- _Stated exercise_:
Pick out each line of the records in which the word "mencegah" appears.

- _Data provided_:

◆ ◆ ◆ ◆ ◆

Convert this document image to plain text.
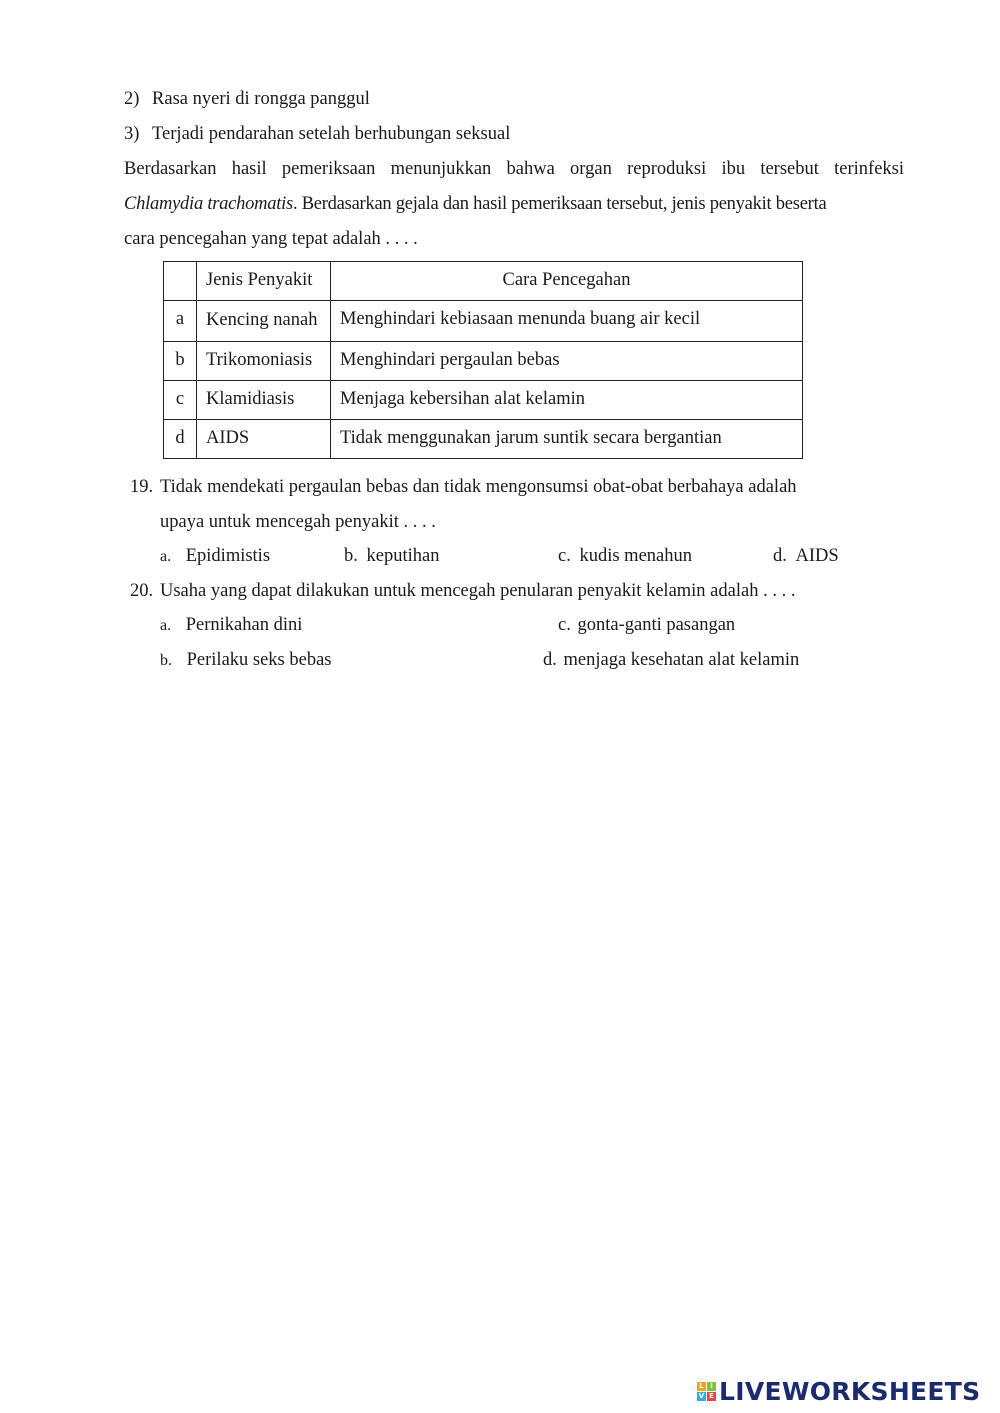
2) Rasa nyeri di rongga panggul
3) Terjadi pendarahan setelah berhubungan seksual
Berdasarkan hasil pemeriksaan menunjukkan bahwa organ reproduksi ibu tersebut terinfeksi
Chlamydia trachomatis. Berdasarkan gejala dan hasil pemeriksaan tersebut, jenis penyakit beserta
cara pencegahan yang tepat adalah . . . .
	Jenis Penyakit	Cara Pencegahan
a	Kencing nanah	Menghindari kebiasaan menunda buang air kecil
b	Trikomoniasis	Menghindari pergaulan bebas
c	Klamidiasis	Menjaga kebersihan alat kelamin
d	AIDS	Tidak menggunakan jarum suntik secara bergantian
19. Tidak mendekati pergaulan bebas dan tidak mengonsumsi obat-obat berbahaya adalah
upaya untuk mencegah penyakit . . . .
a. Epidimistis	b. keputihan	c. kudis menahun	d. AIDS
20. Usaha yang dapat dilakukan untuk mencegah penularan penyakit kelamin adalah . . . .
a. Pernikahan dini	c. gonta-ganti pasangan
b. Perilaku seks bebas	d. menjaga kesehatan alat kelamin
L I
V E LIVEWORKSHEETS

◆ ◆ ◆ ◆ ◆

- _Solution for this problem_:
upaya untuk mencegah penyakit . . . .
20. Usaha yang dapat dilakukan untuk mencegah penularan penyakit kelamin adalah . . . .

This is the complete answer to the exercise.